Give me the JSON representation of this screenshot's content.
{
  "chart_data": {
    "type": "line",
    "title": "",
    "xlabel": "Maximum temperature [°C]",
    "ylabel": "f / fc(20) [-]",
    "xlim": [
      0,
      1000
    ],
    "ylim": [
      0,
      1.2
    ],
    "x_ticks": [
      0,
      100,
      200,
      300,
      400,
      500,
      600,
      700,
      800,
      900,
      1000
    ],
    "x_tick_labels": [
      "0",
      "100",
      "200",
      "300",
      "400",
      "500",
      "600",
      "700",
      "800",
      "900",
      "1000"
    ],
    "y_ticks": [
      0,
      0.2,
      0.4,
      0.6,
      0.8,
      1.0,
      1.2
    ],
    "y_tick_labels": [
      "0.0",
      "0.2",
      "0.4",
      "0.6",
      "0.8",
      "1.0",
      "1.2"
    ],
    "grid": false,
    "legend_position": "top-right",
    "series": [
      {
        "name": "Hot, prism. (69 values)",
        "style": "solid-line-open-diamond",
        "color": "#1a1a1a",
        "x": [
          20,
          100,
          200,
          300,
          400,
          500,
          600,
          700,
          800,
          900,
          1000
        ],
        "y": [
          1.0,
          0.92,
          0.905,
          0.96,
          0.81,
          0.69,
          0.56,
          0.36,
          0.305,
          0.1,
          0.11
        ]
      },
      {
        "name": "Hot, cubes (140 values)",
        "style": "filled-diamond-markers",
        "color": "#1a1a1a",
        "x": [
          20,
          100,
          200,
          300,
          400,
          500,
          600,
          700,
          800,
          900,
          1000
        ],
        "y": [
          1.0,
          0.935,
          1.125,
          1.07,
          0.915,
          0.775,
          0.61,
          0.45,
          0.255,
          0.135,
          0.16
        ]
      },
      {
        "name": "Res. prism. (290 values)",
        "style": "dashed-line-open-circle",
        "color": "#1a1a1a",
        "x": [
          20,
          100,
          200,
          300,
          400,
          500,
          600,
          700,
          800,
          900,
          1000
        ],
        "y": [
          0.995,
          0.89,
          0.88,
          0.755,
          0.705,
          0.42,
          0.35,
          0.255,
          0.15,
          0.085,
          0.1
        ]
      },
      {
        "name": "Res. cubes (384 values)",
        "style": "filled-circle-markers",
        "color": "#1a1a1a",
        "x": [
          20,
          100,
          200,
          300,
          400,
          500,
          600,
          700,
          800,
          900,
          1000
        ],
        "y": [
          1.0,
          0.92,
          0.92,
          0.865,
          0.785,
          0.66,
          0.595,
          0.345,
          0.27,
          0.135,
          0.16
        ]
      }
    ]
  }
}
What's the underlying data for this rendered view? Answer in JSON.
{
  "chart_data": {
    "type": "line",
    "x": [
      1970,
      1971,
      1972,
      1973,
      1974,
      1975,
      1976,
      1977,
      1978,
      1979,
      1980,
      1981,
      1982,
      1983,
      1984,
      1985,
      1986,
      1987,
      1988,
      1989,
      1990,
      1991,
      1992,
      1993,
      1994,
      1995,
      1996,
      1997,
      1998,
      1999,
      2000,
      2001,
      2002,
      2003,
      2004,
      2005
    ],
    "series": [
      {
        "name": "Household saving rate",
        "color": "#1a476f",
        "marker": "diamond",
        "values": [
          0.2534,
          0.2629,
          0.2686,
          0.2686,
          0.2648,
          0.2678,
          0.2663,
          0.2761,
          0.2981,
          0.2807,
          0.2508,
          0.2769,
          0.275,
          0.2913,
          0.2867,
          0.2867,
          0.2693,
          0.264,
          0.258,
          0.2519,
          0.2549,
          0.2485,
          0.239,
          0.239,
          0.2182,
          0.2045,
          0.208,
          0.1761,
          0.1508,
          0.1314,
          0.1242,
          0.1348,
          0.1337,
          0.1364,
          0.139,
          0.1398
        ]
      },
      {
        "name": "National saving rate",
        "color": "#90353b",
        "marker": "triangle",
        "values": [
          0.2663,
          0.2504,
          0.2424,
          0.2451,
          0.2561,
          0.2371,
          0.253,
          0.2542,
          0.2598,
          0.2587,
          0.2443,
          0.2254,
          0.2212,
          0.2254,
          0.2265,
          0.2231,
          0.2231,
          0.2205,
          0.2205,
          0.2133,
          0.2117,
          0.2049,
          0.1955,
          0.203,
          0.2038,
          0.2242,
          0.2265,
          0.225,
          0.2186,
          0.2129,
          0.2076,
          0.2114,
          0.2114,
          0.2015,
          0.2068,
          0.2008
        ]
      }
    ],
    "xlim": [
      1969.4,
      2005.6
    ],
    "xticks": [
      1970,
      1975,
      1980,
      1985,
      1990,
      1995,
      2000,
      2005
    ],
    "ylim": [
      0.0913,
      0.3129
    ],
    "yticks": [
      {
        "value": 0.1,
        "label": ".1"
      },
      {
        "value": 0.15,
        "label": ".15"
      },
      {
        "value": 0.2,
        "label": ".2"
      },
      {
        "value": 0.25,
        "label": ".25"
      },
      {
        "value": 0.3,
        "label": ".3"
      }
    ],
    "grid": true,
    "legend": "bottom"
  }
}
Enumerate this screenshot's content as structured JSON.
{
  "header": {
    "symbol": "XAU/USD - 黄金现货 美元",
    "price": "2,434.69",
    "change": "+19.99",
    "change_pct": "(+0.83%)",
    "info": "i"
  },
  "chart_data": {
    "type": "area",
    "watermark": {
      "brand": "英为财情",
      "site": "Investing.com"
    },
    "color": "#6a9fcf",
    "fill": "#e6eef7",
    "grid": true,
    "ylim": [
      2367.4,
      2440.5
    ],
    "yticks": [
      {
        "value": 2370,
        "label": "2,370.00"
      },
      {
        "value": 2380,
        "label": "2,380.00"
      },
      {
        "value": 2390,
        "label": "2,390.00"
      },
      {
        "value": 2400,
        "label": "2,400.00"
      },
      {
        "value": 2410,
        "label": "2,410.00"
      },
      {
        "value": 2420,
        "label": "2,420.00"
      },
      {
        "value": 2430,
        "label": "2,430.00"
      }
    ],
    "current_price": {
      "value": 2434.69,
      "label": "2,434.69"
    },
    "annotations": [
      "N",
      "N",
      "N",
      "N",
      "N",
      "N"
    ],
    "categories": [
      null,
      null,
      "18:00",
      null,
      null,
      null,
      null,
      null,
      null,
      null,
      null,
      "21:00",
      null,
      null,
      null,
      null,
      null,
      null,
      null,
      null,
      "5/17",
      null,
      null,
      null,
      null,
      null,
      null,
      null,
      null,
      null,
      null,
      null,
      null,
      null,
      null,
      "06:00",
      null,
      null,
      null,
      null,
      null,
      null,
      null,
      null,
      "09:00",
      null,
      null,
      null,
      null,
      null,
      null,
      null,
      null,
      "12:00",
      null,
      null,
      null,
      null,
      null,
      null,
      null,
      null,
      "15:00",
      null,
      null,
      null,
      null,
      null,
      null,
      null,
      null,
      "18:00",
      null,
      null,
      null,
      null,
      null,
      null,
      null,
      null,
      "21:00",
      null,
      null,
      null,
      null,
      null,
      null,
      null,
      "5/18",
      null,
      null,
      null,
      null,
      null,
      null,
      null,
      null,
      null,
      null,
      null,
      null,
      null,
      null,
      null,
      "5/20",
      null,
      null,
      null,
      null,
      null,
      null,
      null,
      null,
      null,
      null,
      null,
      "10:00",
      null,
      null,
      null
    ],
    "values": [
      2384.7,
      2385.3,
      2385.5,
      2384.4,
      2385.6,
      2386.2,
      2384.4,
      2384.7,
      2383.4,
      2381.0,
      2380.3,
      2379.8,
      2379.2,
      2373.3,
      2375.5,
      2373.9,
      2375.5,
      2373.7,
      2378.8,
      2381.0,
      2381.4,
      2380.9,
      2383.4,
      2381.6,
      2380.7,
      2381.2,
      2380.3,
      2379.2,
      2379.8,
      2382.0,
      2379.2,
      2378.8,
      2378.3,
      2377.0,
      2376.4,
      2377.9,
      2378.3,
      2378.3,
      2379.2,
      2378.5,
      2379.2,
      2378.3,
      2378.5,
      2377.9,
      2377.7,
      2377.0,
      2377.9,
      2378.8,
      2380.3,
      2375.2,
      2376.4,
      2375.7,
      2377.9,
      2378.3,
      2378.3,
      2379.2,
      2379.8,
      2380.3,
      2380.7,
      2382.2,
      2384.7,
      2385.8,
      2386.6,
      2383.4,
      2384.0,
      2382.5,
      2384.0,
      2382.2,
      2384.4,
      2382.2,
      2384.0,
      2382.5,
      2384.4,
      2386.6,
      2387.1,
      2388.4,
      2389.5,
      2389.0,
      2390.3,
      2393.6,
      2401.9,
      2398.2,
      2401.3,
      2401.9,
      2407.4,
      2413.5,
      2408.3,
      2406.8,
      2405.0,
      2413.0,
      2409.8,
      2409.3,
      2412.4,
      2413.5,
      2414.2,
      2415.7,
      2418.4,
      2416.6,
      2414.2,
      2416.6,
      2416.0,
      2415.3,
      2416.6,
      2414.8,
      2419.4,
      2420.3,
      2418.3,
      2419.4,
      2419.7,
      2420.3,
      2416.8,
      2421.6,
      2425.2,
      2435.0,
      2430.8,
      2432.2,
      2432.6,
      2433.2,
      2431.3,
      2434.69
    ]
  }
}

--- --- ---

** OBJECTIVE **
Take every line containing the word "values" and copy it.

** RESULT OF THIS EXERCISE **
        "name": "Hot, prism. (69 values)",
        "name": "Hot, cubes (140 values)",
        "name": "Res. prism. (290 values)",
        "name": "Res. cubes (384 values)",
        "values": [
        "values": [
    "values": [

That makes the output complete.